▶ TASK DIRECTIONS:
Search the listing below for the string "Cycloid" and copy every line where it occurs.
★ ★ ★ ★ ★ ★ ★
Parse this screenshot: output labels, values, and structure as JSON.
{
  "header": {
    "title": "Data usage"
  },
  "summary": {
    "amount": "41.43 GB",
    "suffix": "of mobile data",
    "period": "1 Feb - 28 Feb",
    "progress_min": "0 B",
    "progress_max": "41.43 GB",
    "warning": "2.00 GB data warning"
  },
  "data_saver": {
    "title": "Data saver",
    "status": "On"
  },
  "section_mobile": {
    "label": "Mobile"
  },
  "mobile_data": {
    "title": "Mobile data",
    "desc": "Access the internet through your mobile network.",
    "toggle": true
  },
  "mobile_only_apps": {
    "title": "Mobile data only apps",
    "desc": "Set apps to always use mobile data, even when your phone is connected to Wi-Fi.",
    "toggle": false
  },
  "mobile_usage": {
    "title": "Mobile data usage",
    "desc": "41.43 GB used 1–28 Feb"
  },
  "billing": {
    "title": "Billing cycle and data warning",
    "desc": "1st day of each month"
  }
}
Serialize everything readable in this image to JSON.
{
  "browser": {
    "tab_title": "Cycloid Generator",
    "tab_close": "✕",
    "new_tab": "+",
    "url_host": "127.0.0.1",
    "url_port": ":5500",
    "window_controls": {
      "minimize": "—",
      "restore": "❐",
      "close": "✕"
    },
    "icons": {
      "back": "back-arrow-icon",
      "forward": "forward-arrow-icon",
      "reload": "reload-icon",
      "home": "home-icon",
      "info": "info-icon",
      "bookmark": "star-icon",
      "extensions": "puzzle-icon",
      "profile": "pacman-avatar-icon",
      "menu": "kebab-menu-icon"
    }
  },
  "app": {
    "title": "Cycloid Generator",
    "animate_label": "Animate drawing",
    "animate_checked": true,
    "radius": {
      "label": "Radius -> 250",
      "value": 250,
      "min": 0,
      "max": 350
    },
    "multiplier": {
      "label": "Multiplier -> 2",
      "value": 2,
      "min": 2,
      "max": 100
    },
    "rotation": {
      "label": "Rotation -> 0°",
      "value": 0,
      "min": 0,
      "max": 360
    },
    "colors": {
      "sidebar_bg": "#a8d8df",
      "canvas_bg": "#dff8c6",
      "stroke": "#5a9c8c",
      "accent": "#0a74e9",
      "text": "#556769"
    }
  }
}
★ ★ ★ ★ ★ ★ ★
▶ THE OUTPUT:
    "tab_title": "Cycloid Generator",
    "title": "Cycloid Generator",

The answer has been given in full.